• [Exercise brief] Repeat every entry exactly as it stands. Omit the images.

• [Available data]
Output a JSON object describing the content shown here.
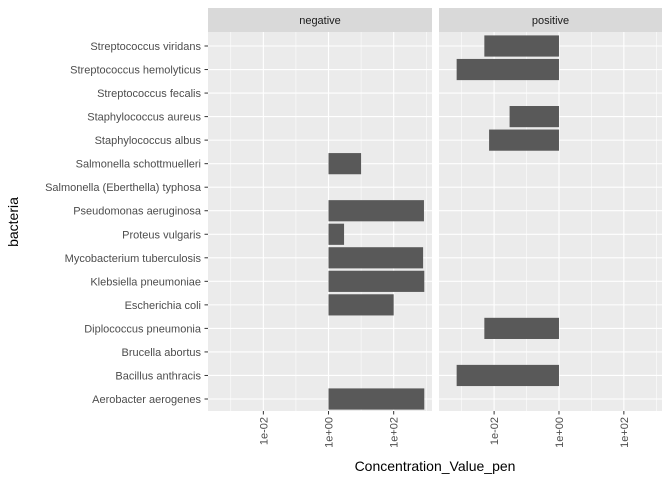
{
  "chart_data": {
    "type": "bar",
    "orientation": "horizontal",
    "xlabel": "Concentration_Value_pen",
    "ylabel": "bacteria",
    "x_scale": "log10",
    "xlim": [
      0.0002,
      1500
    ],
    "x_ticks": [
      {
        "value": 0.01,
        "label": "1e-02"
      },
      {
        "value": 1,
        "label": "1e+00"
      },
      {
        "value": 100,
        "label": "1e+02"
      }
    ],
    "bar_base": 1,
    "categories": [
      "Streptococcus viridans",
      "Streptococcus hemolyticus",
      "Streptococcus fecalis",
      "Staphylococcus aureus",
      "Staphylococcus albus",
      "Salmonella schottmuelleri",
      "Salmonella (Eberthella) typhosa",
      "Pseudomonas aeruginosa",
      "Proteus vulgaris",
      "Mycobacterium tuberculosis",
      "Klebsiella pneumoniae",
      "Escherichia coli",
      "Diplococcus pneumonia",
      "Brucella abortus",
      "Bacillus anthracis",
      "Aerobacter aerogenes"
    ],
    "facets": [
      {
        "label": "negative",
        "values": [
          null,
          null,
          null,
          null,
          null,
          10,
          null,
          850,
          3,
          800,
          870,
          100,
          null,
          null,
          null,
          870
        ]
      },
      {
        "label": "positive",
        "values": [
          0.005,
          0.0007,
          null,
          0.03,
          0.007,
          null,
          null,
          null,
          null,
          null,
          null,
          null,
          0.005,
          null,
          0.0007,
          null
        ]
      }
    ],
    "colors": {
      "bar": "#595959",
      "panel": "#ebebeb",
      "grid_major": "#ffffff",
      "grid_minor": "#f2f2f2",
      "strip": "#d9d9d9",
      "tick": "#333333"
    }
  }
}
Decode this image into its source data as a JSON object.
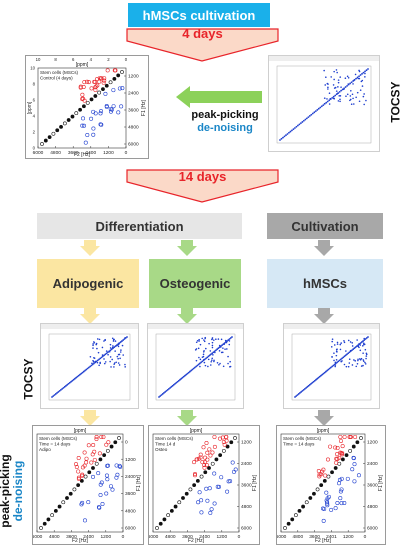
{
  "header": {
    "title": "hMSCs cultivation"
  },
  "arrow_top": {
    "label": "4 days"
  },
  "arrow_mid": {
    "label": "14 days"
  },
  "process": {
    "line1": "peak-picking",
    "line2": "de-noising"
  },
  "side_labels": {
    "tocsy_top": "TOCSY",
    "tocsy_bottom": "TOCSY",
    "peak_line1": "peak-picking",
    "peak_line2": "de-noising"
  },
  "stages": {
    "differentiation": "Differentiation",
    "cultivation": "Cultivation",
    "adipogenic": "Adipogenic",
    "osteogenic": "Osteogenic",
    "hmscs": "hMSCs"
  },
  "plot_top": {
    "legend": [
      "Stem cells (MSCs)",
      "Control (4 days)"
    ],
    "xlabel": "F2 [Hz]",
    "ylabel": "F1 [Hz]",
    "xlabel_top": "[ppm]",
    "ylabel_left": "[ppm]",
    "xticks": [
      "6000",
      "4800",
      "3600",
      "2400",
      "1200",
      "0"
    ],
    "yticks": [
      "1200",
      "2400",
      "3600",
      "4800",
      "6000"
    ],
    "ppm_ticks": [
      "10",
      "8",
      "6",
      "4",
      "2",
      "0"
    ]
  },
  "plot_adipo": {
    "legend": [
      "Stem cells (MSCs)",
      "Time = 14 days",
      "Adipo"
    ],
    "xlabel": "F2 [Hz]",
    "ylabel": "F1 [Hz]",
    "xlabel_top": "[ppm]",
    "xticks": [
      "6000",
      "4800",
      "3600",
      "2400",
      "1200",
      "0"
    ],
    "yticks": [
      "0",
      "1200",
      "2400",
      "3600",
      "4800",
      "6000"
    ]
  },
  "plot_osteo": {
    "legend": [
      "Stem cells (MSCs)",
      "Time 14 d",
      "Osteo"
    ],
    "xlabel": "F2 [Hz]",
    "ylabel": "F1 [Hz]",
    "xlabel_top": "[ppm]",
    "xticks": [
      "6000",
      "4800",
      "3600",
      "2400",
      "1200",
      "0"
    ],
    "yticks": [
      "1200",
      "2400",
      "3600",
      "4800",
      "6000"
    ]
  },
  "plot_hmsc": {
    "legend": [
      "Stem cells (MSCs)",
      "Time = 14 days"
    ],
    "xlabel": "F2 [Hz]",
    "ylabel": "F1 [Hz]",
    "xlabel_top": "[ppm]",
    "xticks": [
      "6000",
      "4800",
      "3600",
      "2401",
      "1200",
      "0"
    ],
    "yticks": [
      "1200",
      "2400",
      "3600",
      "4800",
      "6000"
    ]
  },
  "colors": {
    "title_bg": "#1ab0ea",
    "arrow_fill": "#fbd9c8",
    "arrow_stroke": "#e8242a",
    "green_arrow": "#8cd15a",
    "denoise": "#1a86c7",
    "diff_bg": "#e6e6e6",
    "cult_bg": "#a8a8a8",
    "adipo_bg": "#fbe6a2",
    "osteo_bg": "#a8d987",
    "hmsc_bg": "#d6e8f5",
    "red": "#e8242a",
    "blue": "#1f3fcf"
  }
}
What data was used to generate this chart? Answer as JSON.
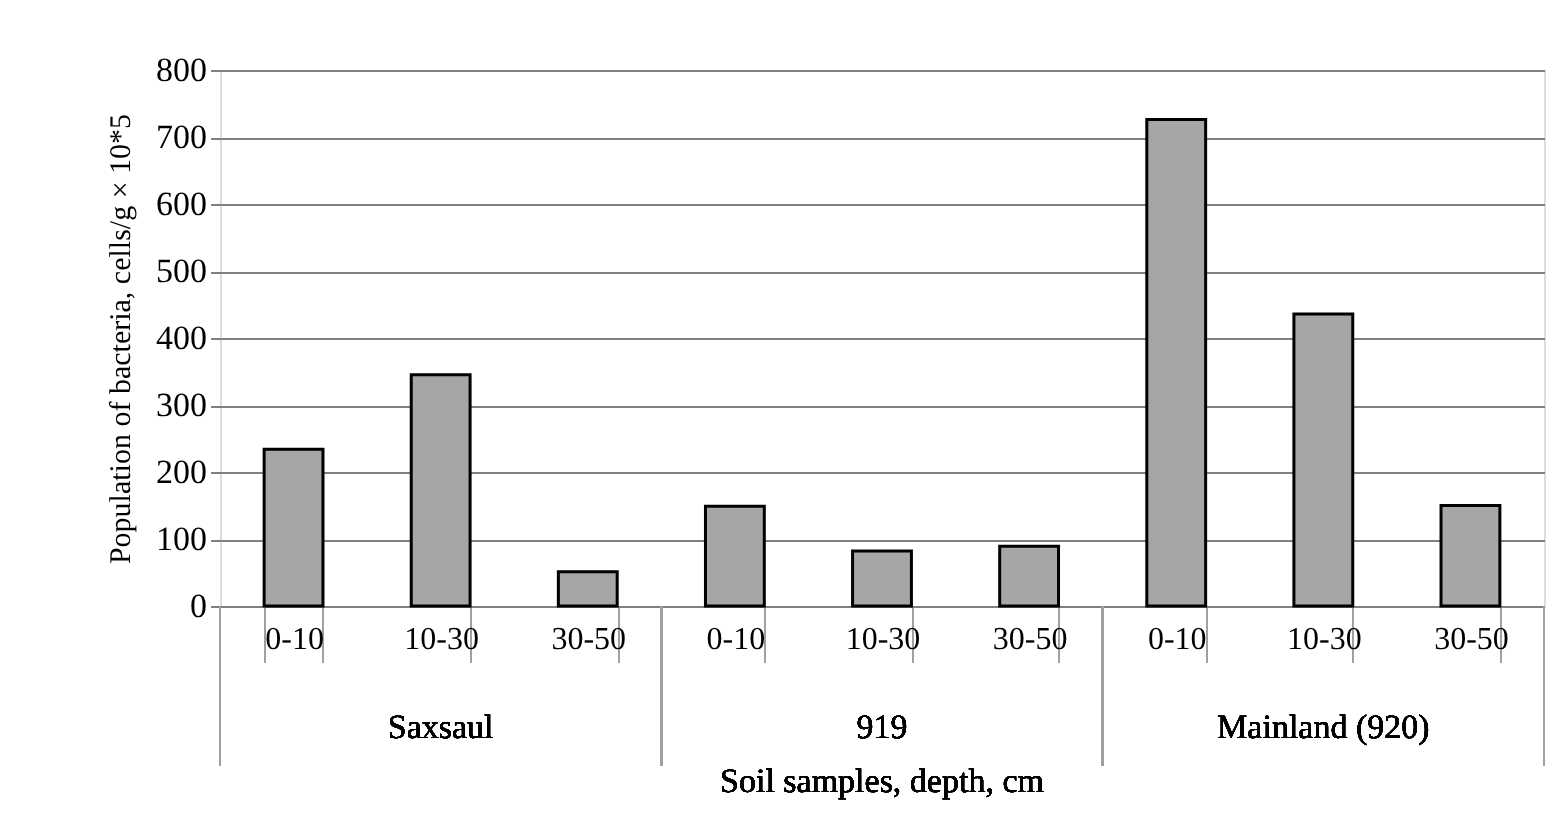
{
  "chart_data": {
    "type": "bar",
    "xlabel": "Soil samples, depth, cm",
    "ylabel": "Population of bacteria, cells/g × 10*5",
    "categories": [
      "0-10",
      "10-30",
      "30-50",
      "0-10",
      "10-30",
      "30-50",
      "0-10",
      "10-30",
      "30-50"
    ],
    "values": [
      234,
      345,
      51,
      149,
      82,
      89,
      726,
      436,
      150
    ],
    "color": "#a6a6a6",
    "annotations": [
      "Saxsaul",
      "919",
      "Mainland (920)"
    ],
    "ylim": [
      0,
      800
    ],
    "yticks": [
      0,
      100,
      200,
      300,
      400,
      500,
      600,
      700,
      800
    ],
    "grid": "y"
  }
}
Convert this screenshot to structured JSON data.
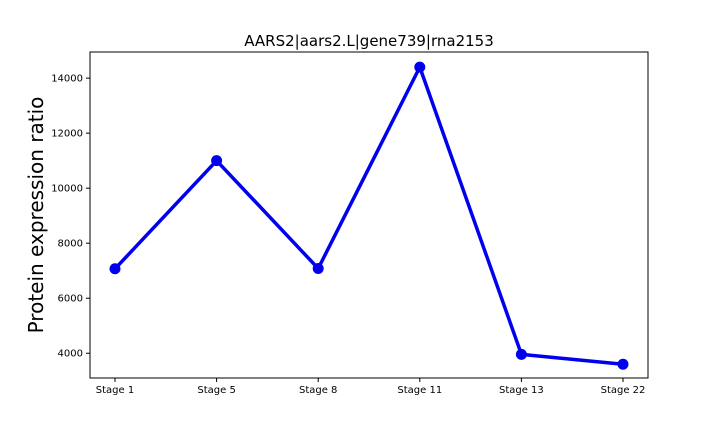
{
  "chart_data": {
    "type": "line",
    "title": "AARS2|aars2.L|gene739|rna2153",
    "xlabel": "",
    "ylabel": "Protein expression ratio",
    "categories": [
      "Stage 1",
      "Stage 5",
      "Stage 8",
      "Stage 11",
      "Stage 13",
      "Stage 22"
    ],
    "series": [
      {
        "values": [
          7070,
          11000,
          7080,
          14400,
          3960,
          3600
        ]
      }
    ],
    "ylim": [
      3100,
      14950
    ],
    "yticks": [
      4000,
      6000,
      8000,
      10000,
      12000,
      14000
    ],
    "ytick_labels": [
      "4000",
      "6000",
      "8000",
      "10000",
      "12000",
      "14000"
    ],
    "grid": false,
    "legend": false,
    "colors": {
      "line": "#0000ee",
      "marker": "#0000ee",
      "axes": "#000000"
    }
  }
}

• [Finished exercise]
Output a JSON object describing the content shown here.
{
  "chart_data": {
    "type": "bar",
    "orientation": "horizontal",
    "xlabel": "Concentration_Value_pen",
    "ylabel": "bacteria",
    "x_scale": "log10",
    "xlim": [
      0.0002,
      1500
    ],
    "x_ticks": [
      {
        "value": 0.01,
        "label": "1e-02"
      },
      {
        "value": 1,
        "label": "1e+00"
      },
      {
        "value": 100,
        "label": "1e+02"
      }
    ],
    "bar_base": 1,
    "categories": [
      "Streptococcus viridans",
      "Streptococcus hemolyticus",
      "Streptococcus fecalis",
      "Staphylococcus aureus",
      "Staphylococcus albus",
      "Salmonella schottmuelleri",
      "Salmonella (Eberthella) typhosa",
      "Pseudomonas aeruginosa",
      "Proteus vulgaris",
      "Mycobacterium tuberculosis",
      "Klebsiella pneumoniae",
      "Escherichia coli",
      "Diplococcus pneumonia",
      "Brucella abortus",
      "Bacillus anthracis",
      "Aerobacter aerogenes"
    ],
    "facets": [
      {
        "label": "negative",
        "values": [
          null,
          null,
          null,
          null,
          null,
          10,
          null,
          850,
          3,
          800,
          870,
          100,
          null,
          null,
          null,
          870
        ]
      },
      {
        "label": "positive",
        "values": [
          0.005,
          0.0007,
          null,
          0.03,
          0.007,
          null,
          null,
          null,
          null,
          null,
          null,
          null,
          0.005,
          null,
          0.0007,
          null
        ]
      }
    ],
    "colors": {
      "bar": "#595959",
      "panel": "#ebebeb",
      "grid_major": "#ffffff",
      "grid_minor": "#f2f2f2",
      "strip": "#d9d9d9",
      "tick": "#333333"
    }
  }
}
Decode this image into its source data as a JSON object.
{
  "header": {
    "title": "hMSCs cultivation"
  },
  "arrow_top": {
    "label": "4 days"
  },
  "arrow_mid": {
    "label": "14 days"
  },
  "process": {
    "line1": "peak-picking",
    "line2": "de-noising"
  },
  "side_labels": {
    "tocsy_top": "TOCSY",
    "tocsy_bottom": "TOCSY",
    "peak_line1": "peak-picking",
    "peak_line2": "de-noising"
  },
  "stages": {
    "differentiation": "Differentiation",
    "cultivation": "Cultivation",
    "adipogenic": "Adipogenic",
    "osteogenic": "Osteogenic",
    "hmscs": "hMSCs"
  },
  "plot_top": {
    "legend": [
      "Stem cells (MSCs)",
      "Control (4 days)"
    ],
    "xlabel": "F2 [Hz]",
    "ylabel": "F1 [Hz]",
    "xlabel_top": "[ppm]",
    "ylabel_left": "[ppm]",
    "xticks": [
      "6000",
      "4800",
      "3600",
      "2400",
      "1200",
      "0"
    ],
    "yticks": [
      "1200",
      "2400",
      "3600",
      "4800",
      "6000"
    ],
    "ppm_ticks": [
      "10",
      "8",
      "6",
      "4",
      "2",
      "0"
    ]
  },
  "plot_adipo": {
    "legend": [
      "Stem cells (MSCs)",
      "Time = 14 days",
      "Adipo"
    ],
    "xlabel": "F2 [Hz]",
    "ylabel": "F1 [Hz]",
    "xlabel_top": "[ppm]",
    "xticks": [
      "6000",
      "4800",
      "3600",
      "2400",
      "1200",
      "0"
    ],
    "yticks": [
      "0",
      "1200",
      "2400",
      "3600",
      "4800",
      "6000"
    ]
  },
  "plot_osteo": {
    "legend": [
      "Stem cells (MSCs)",
      "Time 14 d",
      "Osteo"
    ],
    "xlabel": "F2 [Hz]",
    "ylabel": "F1 [Hz]",
    "xlabel_top": "[ppm]",
    "xticks": [
      "6000",
      "4800",
      "3600",
      "2400",
      "1200",
      "0"
    ],
    "yticks": [
      "1200",
      "2400",
      "3600",
      "4800",
      "6000"
    ]
  },
  "plot_hmsc": {
    "legend": [
      "Stem cells (MSCs)",
      "Time = 14 days"
    ],
    "xlabel": "F2 [Hz]",
    "ylabel": "F1 [Hz]",
    "xlabel_top": "[ppm]",
    "xticks": [
      "6000",
      "4800",
      "3600",
      "2401",
      "1200",
      "0"
    ],
    "yticks": [
      "1200",
      "2400",
      "3600",
      "4800",
      "6000"
    ]
  },
  "colors": {
    "title_bg": "#1ab0ea",
    "arrow_fill": "#fbd9c8",
    "arrow_stroke": "#e8242a",
    "green_arrow": "#8cd15a",
    "denoise": "#1a86c7",
    "diff_bg": "#e6e6e6",
    "cult_bg": "#a8a8a8",
    "adipo_bg": "#fbe6a2",
    "osteo_bg": "#a8d987",
    "hmsc_bg": "#d6e8f5",
    "red": "#e8242a",
    "blue": "#1f3fcf"
  }
}
What data was used to generate this chart? Answer as JSON.
{
  "chart_data": {
    "type": "bar",
    "xlabel": "Soil samples, depth, cm",
    "ylabel": "Population of bacteria, cells/g × 10*5",
    "categories": [
      "0-10",
      "10-30",
      "30-50",
      "0-10",
      "10-30",
      "30-50",
      "0-10",
      "10-30",
      "30-50"
    ],
    "values": [
      234,
      345,
      51,
      149,
      82,
      89,
      726,
      436,
      150
    ],
    "color": "#a6a6a6",
    "annotations": [
      "Saxsaul",
      "919",
      "Mainland (920)"
    ],
    "ylim": [
      0,
      800
    ],
    "yticks": [
      0,
      100,
      200,
      300,
      400,
      500,
      600,
      700,
      800
    ],
    "grid": "y"
  }
}
Convert this screenshot to structured JSON data.
{
  "chart_data": {
    "type": "line",
    "title": "AARS2|aars2.L|gene739|rna2153",
    "xlabel": "",
    "ylabel": "Protein expression ratio",
    "categories": [
      "Stage 1",
      "Stage 5",
      "Stage 8",
      "Stage 11",
      "Stage 13",
      "Stage 22"
    ],
    "series": [
      {
        "values": [
          7070,
          11000,
          7080,
          14400,
          3960,
          3600
        ]
      }
    ],
    "ylim": [
      3100,
      14950
    ],
    "yticks": [
      4000,
      6000,
      8000,
      10000,
      12000,
      14000
    ],
    "ytick_labels": [
      "4000",
      "6000",
      "8000",
      "10000",
      "12000",
      "14000"
    ],
    "grid": false,
    "legend": false,
    "colors": {
      "line": "#0000ee",
      "marker": "#0000ee",
      "axes": "#000000"
    }
  }
}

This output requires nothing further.